Below is a set of records; print all of them exactly as written.
------------------------------------
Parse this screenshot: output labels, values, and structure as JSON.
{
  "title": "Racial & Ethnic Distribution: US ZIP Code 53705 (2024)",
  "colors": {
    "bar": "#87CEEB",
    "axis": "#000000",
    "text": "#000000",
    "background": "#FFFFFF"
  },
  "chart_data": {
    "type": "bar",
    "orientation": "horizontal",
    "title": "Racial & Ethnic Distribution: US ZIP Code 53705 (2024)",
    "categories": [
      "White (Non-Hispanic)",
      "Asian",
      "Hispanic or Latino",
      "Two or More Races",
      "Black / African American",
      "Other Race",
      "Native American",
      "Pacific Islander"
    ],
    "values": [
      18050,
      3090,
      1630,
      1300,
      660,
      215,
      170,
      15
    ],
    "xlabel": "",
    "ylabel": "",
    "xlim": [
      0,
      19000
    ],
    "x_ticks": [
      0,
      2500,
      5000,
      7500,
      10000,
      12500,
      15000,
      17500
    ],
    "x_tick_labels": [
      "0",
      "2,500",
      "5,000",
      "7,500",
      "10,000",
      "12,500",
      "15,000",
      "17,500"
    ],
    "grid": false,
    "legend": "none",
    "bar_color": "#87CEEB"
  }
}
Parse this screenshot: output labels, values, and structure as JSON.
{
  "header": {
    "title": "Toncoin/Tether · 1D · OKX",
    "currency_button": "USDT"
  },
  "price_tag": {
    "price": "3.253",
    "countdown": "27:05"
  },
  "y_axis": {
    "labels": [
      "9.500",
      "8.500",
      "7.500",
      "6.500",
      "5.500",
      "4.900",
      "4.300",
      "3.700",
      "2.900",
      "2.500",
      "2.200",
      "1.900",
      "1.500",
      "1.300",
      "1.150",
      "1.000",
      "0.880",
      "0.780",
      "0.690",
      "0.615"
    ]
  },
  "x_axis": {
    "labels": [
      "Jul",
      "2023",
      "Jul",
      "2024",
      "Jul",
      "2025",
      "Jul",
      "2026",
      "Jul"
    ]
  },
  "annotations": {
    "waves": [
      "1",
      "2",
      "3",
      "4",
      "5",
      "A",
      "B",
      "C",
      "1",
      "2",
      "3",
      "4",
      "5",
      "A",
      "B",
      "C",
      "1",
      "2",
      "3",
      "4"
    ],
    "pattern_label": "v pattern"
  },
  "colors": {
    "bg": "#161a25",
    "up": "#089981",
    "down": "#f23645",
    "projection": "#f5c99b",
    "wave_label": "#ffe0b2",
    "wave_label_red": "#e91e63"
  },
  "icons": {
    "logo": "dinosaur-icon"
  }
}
------------------------------------
• Solved problem:
Parse this screenshot: output labels, values, and structure as JSON.
{
  "title": "Racial & Ethnic Distribution: US ZIP Code 53705 (2024)",
  "colors": {
    "bar": "#87CEEB",
    "axis": "#000000",
    "text": "#000000",
    "background": "#FFFFFF"
  },
  "chart_data": {
    "type": "bar",
    "orientation": "horizontal",
    "title": "Racial & Ethnic Distribution: US ZIP Code 53705 (2024)",
    "categories": [
      "White (Non-Hispanic)",
      "Asian",
      "Hispanic or Latino",
      "Two or More Races",
      "Black / African American",
      "Other Race",
      "Native American",
      "Pacific Islander"
    ],
    "values": [
      18050,
      3090,
      1630,
      1300,
      660,
      215,
      170,
      15
    ],
    "xlabel": "",
    "ylabel": "",
    "xlim": [
      0,
      19000
    ],
    "x_ticks": [
      0,
      2500,
      5000,
      7500,
      10000,
      12500,
      15000,
      17500
    ],
    "x_tick_labels": [
      "0",
      "2,500",
      "5,000",
      "7,500",
      "10,000",
      "12,500",
      "15,000",
      "17,500"
    ],
    "grid": false,
    "legend": "none",
    "bar_color": "#87CEEB"
  }
}
Parse this screenshot: output labels, values, and structure as JSON.
{
  "header": {
    "title": "Toncoin/Tether · 1D · OKX",
    "currency_button": "USDT"
  },
  "price_tag": {
    "price": "3.253",
    "countdown": "27:05"
  },
  "y_axis": {
    "labels": [
      "9.500",
      "8.500",
      "7.500",
      "6.500",
      "5.500",
      "4.900",
      "4.300",
      "3.700",
      "2.900",
      "2.500",
      "2.200",
      "1.900",
      "1.500",
      "1.300",
      "1.150",
      "1.000",
      "0.880",
      "0.780",
      "0.690",
      "0.615"
    ]
  },
  "x_axis": {
    "labels": [
      "Jul",
      "2023",
      "Jul",
      "2024",
      "Jul",
      "2025",
      "Jul",
      "2026",
      "Jul"
    ]
  },
  "annotations": {
    "waves": [
      "1",
      "2",
      "3",
      "4",
      "5",
      "A",
      "B",
      "C",
      "1",
      "2",
      "3",
      "4",
      "5",
      "A",
      "B",
      "C",
      "1",
      "2",
      "3",
      "4"
    ],
    "pattern_label": "v pattern"
  },
  "colors": {
    "bg": "#161a25",
    "up": "#089981",
    "down": "#f23645",
    "projection": "#f5c99b",
    "wave_label": "#ffe0b2",
    "wave_label_red": "#e91e63"
  },
  "icons": {
    "logo": "dinosaur-icon"
  }
}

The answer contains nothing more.